**Rows from a layout dataset:**
▬▬▬▬▬▬

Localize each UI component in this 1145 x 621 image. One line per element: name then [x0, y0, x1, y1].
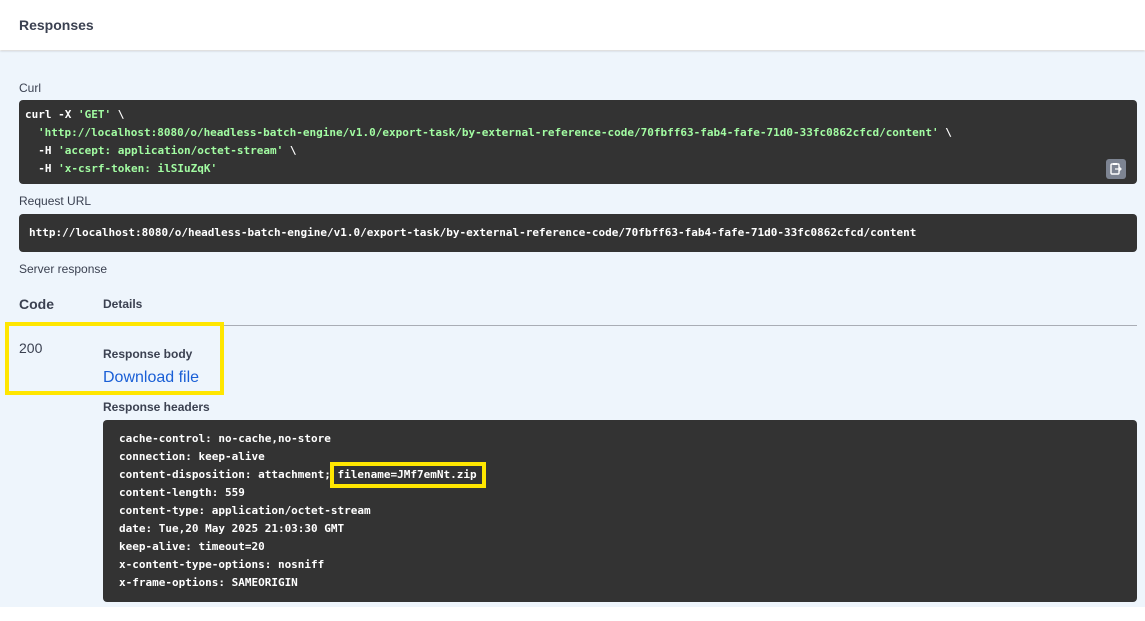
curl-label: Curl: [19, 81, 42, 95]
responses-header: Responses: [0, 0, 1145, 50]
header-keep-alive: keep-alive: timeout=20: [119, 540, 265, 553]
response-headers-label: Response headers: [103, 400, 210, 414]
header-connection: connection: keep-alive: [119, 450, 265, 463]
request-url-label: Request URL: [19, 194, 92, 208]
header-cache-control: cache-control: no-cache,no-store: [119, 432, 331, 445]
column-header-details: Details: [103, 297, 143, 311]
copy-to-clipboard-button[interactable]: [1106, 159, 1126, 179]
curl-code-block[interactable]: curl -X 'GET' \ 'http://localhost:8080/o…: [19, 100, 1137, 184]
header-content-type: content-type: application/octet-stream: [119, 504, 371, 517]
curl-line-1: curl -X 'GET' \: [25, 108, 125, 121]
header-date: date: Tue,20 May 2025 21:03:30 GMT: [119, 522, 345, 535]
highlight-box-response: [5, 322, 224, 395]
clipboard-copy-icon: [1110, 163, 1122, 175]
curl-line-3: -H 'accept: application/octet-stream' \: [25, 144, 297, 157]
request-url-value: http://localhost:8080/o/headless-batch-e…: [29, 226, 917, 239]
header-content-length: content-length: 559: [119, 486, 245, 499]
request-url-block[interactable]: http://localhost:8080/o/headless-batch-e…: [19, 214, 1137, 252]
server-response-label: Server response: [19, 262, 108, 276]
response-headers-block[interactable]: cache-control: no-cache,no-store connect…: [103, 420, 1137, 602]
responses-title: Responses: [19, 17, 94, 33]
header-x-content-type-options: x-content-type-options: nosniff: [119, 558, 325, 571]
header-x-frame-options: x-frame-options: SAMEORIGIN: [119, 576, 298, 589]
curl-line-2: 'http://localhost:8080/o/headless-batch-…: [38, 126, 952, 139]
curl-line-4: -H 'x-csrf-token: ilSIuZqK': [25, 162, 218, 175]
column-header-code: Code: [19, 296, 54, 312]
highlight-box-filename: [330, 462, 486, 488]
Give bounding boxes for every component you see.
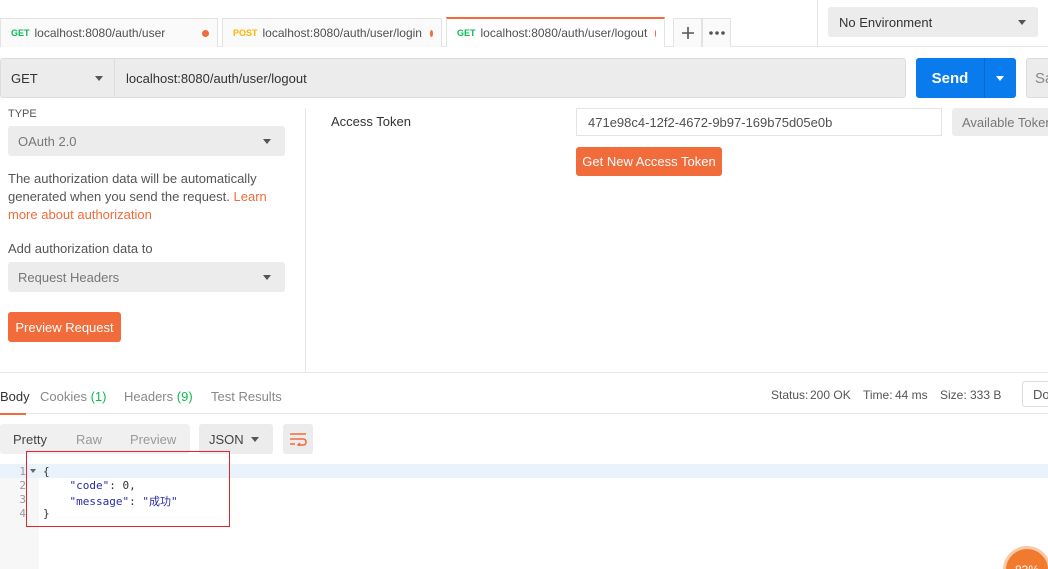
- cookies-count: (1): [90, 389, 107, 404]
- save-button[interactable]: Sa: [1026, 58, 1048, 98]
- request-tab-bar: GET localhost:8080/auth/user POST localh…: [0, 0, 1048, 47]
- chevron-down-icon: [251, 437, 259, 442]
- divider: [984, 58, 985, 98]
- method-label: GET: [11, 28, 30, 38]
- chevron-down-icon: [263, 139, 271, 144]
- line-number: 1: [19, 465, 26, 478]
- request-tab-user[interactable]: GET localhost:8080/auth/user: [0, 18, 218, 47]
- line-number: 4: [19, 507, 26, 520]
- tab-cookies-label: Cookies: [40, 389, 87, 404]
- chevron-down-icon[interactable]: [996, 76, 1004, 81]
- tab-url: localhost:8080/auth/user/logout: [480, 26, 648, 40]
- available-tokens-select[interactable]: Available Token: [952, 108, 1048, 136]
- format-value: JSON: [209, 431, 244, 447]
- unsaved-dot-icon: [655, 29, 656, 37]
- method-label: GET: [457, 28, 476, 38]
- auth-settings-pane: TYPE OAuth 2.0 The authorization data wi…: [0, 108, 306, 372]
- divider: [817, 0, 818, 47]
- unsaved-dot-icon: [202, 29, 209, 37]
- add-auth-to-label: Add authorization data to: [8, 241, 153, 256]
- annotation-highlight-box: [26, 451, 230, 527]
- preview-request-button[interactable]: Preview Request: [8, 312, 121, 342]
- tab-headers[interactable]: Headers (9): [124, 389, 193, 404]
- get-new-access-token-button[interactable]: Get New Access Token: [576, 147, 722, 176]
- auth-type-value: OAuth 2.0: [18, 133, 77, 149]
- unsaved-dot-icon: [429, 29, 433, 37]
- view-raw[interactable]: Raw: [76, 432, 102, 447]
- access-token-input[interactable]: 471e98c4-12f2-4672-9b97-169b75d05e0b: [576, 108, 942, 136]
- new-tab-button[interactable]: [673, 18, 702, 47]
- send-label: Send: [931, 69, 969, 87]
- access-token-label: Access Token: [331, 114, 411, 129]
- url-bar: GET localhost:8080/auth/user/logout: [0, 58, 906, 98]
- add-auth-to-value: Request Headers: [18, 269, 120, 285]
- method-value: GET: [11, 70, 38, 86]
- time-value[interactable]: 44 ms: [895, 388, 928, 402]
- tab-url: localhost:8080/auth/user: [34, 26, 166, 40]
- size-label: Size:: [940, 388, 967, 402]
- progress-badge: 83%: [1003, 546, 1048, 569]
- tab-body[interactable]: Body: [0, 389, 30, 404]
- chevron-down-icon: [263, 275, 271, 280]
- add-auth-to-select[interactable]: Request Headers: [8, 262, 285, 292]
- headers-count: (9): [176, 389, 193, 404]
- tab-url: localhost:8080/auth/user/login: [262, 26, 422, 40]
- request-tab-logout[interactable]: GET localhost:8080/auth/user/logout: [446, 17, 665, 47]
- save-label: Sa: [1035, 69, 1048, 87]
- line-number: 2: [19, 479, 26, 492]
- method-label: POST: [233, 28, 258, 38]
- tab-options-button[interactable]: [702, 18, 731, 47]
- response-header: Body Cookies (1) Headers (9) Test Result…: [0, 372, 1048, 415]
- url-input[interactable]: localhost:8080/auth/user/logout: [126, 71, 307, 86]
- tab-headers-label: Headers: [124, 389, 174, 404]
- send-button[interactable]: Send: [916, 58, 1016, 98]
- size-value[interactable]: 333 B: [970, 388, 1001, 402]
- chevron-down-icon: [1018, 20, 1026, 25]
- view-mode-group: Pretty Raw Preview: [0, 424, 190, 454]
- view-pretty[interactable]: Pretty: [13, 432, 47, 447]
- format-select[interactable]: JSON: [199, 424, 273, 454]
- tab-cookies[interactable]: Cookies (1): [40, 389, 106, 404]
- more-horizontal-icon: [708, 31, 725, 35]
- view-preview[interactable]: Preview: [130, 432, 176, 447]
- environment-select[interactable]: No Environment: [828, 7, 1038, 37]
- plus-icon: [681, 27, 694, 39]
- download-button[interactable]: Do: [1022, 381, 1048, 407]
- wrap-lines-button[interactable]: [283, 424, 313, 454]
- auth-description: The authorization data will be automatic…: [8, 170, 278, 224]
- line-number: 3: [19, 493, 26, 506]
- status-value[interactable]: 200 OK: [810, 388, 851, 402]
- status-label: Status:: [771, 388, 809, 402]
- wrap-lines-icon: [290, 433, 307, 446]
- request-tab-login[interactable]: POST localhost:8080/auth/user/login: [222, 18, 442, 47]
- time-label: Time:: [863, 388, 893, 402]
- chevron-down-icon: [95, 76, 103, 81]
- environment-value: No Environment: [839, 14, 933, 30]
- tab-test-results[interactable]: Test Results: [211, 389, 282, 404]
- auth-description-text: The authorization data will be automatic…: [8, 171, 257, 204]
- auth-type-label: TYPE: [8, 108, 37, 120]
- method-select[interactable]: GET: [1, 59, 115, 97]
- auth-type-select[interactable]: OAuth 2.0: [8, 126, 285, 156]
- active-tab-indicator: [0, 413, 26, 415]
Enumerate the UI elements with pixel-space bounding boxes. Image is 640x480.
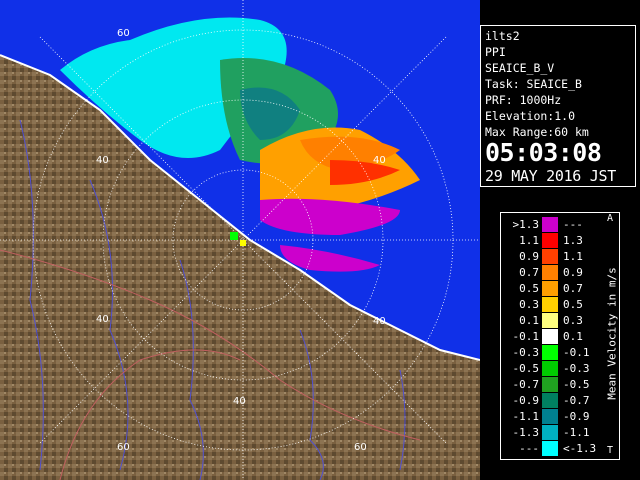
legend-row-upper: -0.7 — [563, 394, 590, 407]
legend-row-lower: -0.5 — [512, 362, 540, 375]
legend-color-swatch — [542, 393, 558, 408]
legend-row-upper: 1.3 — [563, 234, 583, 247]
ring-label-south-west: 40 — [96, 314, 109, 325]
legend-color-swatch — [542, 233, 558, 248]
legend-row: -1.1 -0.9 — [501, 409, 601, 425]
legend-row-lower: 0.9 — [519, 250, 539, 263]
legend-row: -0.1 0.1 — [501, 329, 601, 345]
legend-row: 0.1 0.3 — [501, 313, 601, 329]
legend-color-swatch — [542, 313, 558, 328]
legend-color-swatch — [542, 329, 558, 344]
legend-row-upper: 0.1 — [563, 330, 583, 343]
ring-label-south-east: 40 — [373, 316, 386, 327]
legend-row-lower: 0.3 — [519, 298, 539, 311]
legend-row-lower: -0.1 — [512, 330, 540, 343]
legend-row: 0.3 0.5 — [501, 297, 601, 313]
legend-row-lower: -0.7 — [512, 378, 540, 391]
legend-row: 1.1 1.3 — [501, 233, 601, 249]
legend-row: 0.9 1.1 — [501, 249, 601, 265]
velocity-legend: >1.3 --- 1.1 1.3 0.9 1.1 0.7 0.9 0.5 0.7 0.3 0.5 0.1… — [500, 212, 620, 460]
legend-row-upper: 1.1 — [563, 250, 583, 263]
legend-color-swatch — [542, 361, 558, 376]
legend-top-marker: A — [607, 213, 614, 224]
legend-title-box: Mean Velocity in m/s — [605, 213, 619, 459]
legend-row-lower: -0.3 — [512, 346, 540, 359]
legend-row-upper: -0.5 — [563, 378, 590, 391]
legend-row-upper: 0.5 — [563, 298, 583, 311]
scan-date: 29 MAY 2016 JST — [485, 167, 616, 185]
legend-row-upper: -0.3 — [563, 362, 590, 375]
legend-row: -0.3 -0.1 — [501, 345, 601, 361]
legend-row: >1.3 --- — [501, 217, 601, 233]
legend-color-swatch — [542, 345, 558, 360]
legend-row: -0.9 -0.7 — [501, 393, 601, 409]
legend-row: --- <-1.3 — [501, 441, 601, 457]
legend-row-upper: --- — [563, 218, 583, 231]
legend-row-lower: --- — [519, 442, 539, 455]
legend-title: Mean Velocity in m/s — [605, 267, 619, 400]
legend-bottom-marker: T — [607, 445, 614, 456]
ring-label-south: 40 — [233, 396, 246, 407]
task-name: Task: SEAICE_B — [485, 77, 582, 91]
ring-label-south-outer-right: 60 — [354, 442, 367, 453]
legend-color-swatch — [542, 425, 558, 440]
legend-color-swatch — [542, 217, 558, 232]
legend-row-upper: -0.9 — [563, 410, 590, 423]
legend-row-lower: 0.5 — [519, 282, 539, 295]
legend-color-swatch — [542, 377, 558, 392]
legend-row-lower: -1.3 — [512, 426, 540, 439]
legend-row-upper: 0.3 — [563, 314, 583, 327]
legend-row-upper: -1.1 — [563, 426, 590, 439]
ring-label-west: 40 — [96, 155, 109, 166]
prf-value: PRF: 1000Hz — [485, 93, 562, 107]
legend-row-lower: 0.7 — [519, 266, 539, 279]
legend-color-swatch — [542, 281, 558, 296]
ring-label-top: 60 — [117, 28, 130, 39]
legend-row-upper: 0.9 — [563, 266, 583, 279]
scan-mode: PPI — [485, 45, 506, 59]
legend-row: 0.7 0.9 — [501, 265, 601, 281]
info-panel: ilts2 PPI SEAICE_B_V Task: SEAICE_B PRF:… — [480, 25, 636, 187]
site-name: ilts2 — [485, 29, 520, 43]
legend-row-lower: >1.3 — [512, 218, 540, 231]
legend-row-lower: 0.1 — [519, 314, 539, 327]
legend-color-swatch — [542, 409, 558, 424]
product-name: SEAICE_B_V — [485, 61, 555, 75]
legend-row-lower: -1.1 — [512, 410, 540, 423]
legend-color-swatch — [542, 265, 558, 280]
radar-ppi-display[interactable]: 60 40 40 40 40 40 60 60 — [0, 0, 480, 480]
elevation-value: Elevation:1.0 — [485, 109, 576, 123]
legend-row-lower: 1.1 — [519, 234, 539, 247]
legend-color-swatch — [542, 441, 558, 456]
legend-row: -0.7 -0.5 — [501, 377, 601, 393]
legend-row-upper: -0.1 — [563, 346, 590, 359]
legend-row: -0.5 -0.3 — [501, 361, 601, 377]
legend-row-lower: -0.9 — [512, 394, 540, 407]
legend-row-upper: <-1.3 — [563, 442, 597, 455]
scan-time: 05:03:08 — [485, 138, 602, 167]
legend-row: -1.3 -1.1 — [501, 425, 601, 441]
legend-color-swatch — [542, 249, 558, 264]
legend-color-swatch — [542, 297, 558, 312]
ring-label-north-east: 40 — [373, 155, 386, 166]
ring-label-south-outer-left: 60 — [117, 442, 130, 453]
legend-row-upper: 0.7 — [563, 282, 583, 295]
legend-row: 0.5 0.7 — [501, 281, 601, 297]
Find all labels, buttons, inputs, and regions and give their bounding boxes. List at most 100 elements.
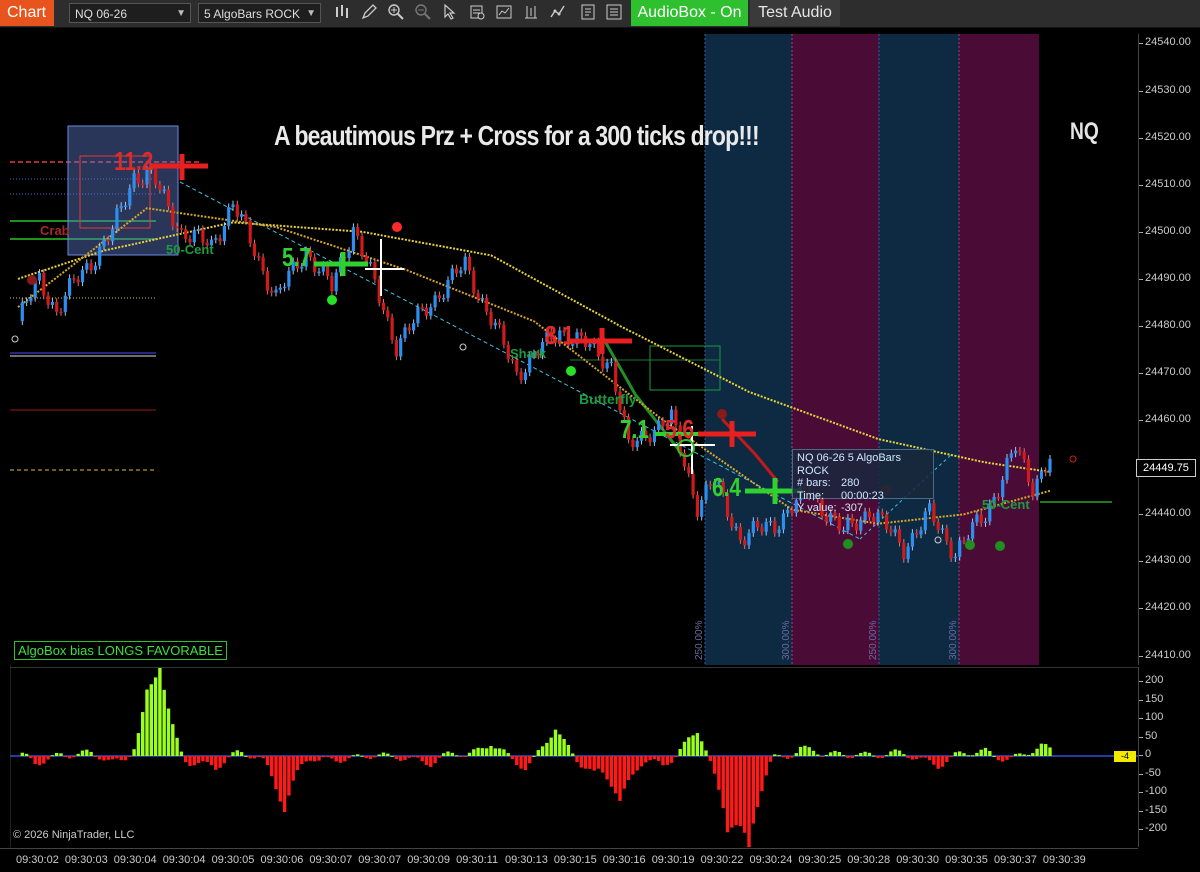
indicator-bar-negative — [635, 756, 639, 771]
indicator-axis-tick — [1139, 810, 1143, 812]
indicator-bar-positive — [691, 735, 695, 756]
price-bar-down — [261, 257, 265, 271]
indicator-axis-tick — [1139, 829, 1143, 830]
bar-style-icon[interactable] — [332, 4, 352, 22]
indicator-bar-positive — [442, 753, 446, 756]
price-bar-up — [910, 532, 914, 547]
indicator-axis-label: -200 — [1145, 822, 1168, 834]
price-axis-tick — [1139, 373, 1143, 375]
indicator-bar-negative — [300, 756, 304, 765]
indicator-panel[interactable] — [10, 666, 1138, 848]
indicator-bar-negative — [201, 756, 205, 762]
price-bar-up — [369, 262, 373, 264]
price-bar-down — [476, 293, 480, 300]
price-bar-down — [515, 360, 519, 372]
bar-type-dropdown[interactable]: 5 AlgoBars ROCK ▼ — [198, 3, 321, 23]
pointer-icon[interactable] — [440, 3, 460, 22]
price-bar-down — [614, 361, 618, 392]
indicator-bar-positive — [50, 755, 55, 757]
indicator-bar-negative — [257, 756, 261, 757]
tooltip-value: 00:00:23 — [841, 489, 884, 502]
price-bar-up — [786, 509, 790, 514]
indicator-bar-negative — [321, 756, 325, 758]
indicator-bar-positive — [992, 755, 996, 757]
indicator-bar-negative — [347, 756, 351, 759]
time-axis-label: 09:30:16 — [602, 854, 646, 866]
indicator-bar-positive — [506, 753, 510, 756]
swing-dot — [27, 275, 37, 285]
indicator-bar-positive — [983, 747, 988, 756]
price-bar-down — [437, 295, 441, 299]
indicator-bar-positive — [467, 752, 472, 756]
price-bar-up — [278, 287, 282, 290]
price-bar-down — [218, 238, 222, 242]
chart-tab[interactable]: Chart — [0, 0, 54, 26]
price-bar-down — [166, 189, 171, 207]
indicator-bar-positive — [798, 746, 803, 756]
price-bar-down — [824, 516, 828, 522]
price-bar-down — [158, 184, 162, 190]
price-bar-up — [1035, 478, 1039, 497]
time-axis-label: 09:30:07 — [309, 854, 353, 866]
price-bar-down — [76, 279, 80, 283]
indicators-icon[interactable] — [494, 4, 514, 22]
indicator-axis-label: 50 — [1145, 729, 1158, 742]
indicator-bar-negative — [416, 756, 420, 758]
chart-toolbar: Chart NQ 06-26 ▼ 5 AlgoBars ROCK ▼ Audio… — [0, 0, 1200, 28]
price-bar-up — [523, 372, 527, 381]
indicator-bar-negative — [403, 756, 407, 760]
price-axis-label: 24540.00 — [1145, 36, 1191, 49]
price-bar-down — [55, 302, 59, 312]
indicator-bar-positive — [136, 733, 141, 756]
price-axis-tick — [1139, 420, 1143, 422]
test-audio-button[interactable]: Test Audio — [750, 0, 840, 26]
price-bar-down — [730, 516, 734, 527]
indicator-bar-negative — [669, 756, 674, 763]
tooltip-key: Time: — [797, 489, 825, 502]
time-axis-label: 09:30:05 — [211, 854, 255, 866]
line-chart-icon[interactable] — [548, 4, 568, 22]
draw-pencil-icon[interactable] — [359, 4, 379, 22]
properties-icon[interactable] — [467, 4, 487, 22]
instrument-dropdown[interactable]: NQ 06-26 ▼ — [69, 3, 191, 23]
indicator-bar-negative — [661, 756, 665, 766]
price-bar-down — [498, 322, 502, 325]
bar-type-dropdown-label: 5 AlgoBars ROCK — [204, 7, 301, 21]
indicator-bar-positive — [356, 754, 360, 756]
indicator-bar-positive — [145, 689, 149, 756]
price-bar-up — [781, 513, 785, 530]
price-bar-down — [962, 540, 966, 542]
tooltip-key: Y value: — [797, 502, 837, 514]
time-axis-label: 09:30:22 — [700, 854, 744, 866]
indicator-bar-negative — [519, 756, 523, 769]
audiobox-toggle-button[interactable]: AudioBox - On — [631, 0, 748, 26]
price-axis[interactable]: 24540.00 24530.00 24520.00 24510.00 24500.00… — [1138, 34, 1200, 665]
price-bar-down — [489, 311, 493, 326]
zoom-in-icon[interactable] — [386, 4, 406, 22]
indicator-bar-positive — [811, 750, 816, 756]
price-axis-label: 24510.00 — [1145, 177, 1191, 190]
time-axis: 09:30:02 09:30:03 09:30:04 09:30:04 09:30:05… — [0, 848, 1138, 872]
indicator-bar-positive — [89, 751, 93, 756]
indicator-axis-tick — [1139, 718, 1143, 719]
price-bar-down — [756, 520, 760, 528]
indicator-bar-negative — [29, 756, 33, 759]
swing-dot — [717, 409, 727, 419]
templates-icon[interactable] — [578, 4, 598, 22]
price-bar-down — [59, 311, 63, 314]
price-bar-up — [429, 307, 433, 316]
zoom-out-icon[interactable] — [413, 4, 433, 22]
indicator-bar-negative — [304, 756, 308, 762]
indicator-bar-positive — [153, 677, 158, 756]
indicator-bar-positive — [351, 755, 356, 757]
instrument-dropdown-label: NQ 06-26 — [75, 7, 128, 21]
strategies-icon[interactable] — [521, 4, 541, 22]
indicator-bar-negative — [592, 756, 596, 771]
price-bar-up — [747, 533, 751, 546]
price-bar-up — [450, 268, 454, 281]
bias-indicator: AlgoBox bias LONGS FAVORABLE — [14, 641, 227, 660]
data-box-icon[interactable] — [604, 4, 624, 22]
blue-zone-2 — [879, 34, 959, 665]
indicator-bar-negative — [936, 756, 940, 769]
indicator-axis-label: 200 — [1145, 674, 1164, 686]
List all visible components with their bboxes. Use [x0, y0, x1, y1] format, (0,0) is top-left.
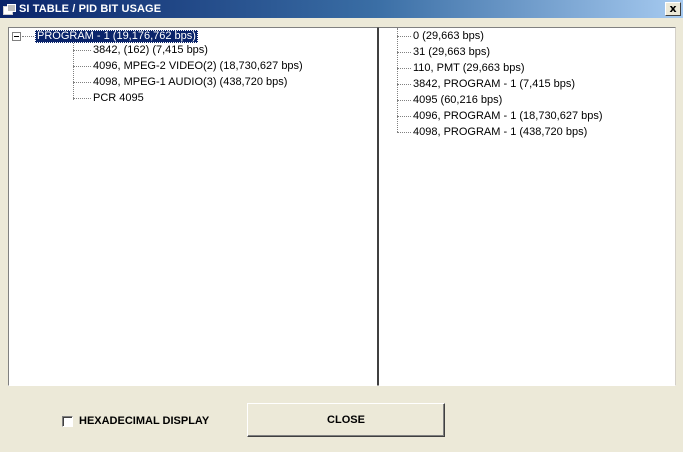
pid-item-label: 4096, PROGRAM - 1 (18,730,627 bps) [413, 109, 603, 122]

▬▬▬▬▬▬

**Aim:**
Copy out, unchanged, the lines that begin with the one containing "indicator-bar-negative — [635, 756, 639, 771]" and end with the one containing "price-bar-down — [166, 189, 171, 207]", including both of those lines.

**In response:**
indicator-bar-negative — [635, 756, 639, 771]
indicator-axis-tick — [1139, 810, 1143, 812]
indicator-bar-positive — [691, 735, 695, 756]
price-bar-down — [261, 257, 265, 271]
indicator-axis-tick — [1139, 829, 1143, 830]
bar-style-icon[interactable] — [332, 4, 352, 22]
indicator-bar-positive — [442, 753, 446, 756]
price-bar-up — [910, 532, 914, 547]
indicator-axis-label: -200 — [1145, 822, 1168, 834]
price-axis-tick — [1139, 373, 1143, 375]
indicator-bar-negative — [300, 756, 304, 765]
indicator-panel[interactable] — [10, 666, 1138, 848]
indicator-bar-negative — [201, 756, 205, 762]
price-bar-up — [369, 262, 373, 264]
price-bar-down — [476, 293, 480, 300]
price-bar-down — [515, 360, 519, 372]
bar-type-dropdown[interactable]: 5 AlgoBars ROCK ▼ — [198, 3, 321, 23]
pointer-icon[interactable] — [440, 3, 460, 22]
price-bar-down — [614, 361, 618, 392]
indicator-bar-positive — [50, 755, 55, 757]
indicator-bar-negative — [257, 756, 261, 757]
tooltip-value: 00:00:23 — [841, 489, 884, 502]
price-bar-up — [786, 509, 790, 514]
indicator-bar-negative — [321, 756, 325, 758]
indicator-bar-positive — [992, 755, 996, 757]
indicator-bar-negative — [347, 756, 351, 759]
time-axis-label: 09:30:16 — [602, 854, 646, 866]
indicator-bar-positive — [506, 753, 510, 756]
swing-dot — [27, 275, 37, 285]
indicator-bar-positive — [983, 747, 988, 756]
price-bar-down — [437, 295, 441, 299]
indicator-bar-positive — [467, 752, 472, 756]
price-bar-up — [278, 287, 282, 290]
price-bar-down — [218, 238, 222, 242]
chart-tab[interactable]: Chart — [0, 0, 54, 26]
price-bar-down — [166, 189, 171, 207]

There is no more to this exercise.